[Extracted data entries]
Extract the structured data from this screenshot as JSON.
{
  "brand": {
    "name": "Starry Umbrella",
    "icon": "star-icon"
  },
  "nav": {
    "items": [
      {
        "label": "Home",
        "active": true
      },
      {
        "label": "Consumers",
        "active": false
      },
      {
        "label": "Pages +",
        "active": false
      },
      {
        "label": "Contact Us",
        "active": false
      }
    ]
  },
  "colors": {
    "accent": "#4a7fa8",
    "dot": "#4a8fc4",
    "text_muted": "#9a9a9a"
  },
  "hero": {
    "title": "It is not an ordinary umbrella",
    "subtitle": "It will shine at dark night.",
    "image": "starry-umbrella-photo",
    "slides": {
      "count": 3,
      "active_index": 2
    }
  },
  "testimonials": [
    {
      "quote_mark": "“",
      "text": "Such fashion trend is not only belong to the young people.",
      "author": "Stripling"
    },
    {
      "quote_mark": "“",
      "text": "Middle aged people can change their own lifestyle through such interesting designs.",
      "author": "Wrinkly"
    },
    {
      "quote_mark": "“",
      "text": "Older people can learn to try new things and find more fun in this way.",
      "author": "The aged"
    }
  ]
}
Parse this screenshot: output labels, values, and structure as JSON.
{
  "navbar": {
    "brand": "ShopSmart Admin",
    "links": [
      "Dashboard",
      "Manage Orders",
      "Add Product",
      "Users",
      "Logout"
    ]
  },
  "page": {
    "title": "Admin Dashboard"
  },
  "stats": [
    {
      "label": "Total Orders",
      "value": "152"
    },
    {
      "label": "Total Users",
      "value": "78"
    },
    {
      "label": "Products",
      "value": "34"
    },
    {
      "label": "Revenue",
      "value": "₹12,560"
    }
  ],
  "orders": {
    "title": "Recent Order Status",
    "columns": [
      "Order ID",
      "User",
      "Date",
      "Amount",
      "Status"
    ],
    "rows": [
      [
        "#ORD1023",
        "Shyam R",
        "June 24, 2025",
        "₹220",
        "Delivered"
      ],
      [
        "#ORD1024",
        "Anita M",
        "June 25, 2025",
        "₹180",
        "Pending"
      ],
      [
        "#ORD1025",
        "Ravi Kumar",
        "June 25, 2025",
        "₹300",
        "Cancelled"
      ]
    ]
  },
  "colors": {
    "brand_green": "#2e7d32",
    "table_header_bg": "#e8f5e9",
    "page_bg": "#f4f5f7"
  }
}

__EXERCISE AIM__. Gather each line of the listing containing the word "JSON" and show it.

__REPLY TO THE EXERCISE__.
Extract the structured data from this screenshot as JSON.
Parse this screenshot: output labels, values, and structure as JSON.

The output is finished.